Data records:
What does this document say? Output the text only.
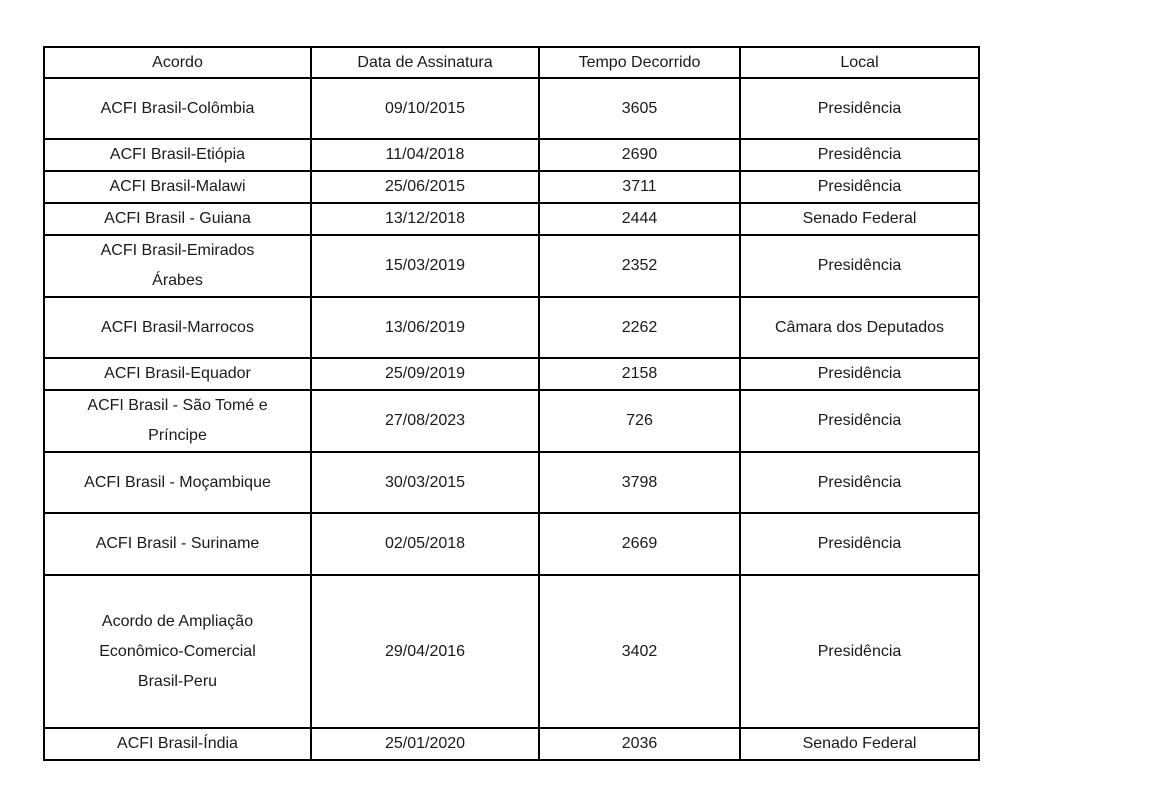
Acordo	Data de Assinatura	Tempo Decorrido	Local
ACFI Brasil-Colômbia	09/10/2015	3605	Presidência
ACFI Brasil-Etiópia	11/04/2018	2690	Presidência
ACFI Brasil-Malawi	25/06/2015	3711	Presidência
ACFI Brasil - Guiana	13/12/2018	2444	Senado Federal
ACFI Brasil-Emirados Árabes	15/03/2019	2352	Presidência
ACFI Brasil-Marrocos	13/06/2019	2262	Câmara dos Deputados
ACFI Brasil-Equador	25/09/2019	2158	Presidência
ACFI Brasil - São Tomé e Príncipe	27/08/2023	726	Presidência
ACFI Brasil - Moçambique	30/03/2015	3798	Presidência
ACFI Brasil - Suriname	02/05/2018	2669	Presidência
Acordo de Ampliação Econômico-Comercial Brasil-Peru	29/04/2016	3402	Presidência
ACFI Brasil-Índia	25/01/2020	2036	Senado Federal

**WRITTEN EXERCISE:**
From the records given above, reproduce all text exactly and exclude each picture.

**WRITTEN SOLUTION:**
What does this document say? Output the text only.
Acordo	Data de Assinatura	Tempo Decorrido	Local
ACFI Brasil-Colômbia	09/10/2015	3605	Presidência
ACFI Brasil-Etiópia	11/04/2018	2690	Presidência
ACFI Brasil-Malawi	25/06/2015	3711	Presidência
ACFI Brasil - Guiana	13/12/2018	2444	Senado Federal
ACFI Brasil-Emirados Árabes	15/03/2019	2352	Presidência
ACFI Brasil-Marrocos	13/06/2019	2262	Câmara dos Deputados
ACFI Brasil-Equador	25/09/2019	2158	Presidência
ACFI Brasil - São Tomé e Príncipe	27/08/2023	726	Presidência
ACFI Brasil - Moçambique	30/03/2015	3798	Presidência
ACFI Brasil - Suriname	02/05/2018	2669	Presidência
Acordo de Ampliação Econômico-Comercial Brasil-Peru	29/04/2016	3402	Presidência
ACFI Brasil-Índia	25/01/2020	2036	Senado Federal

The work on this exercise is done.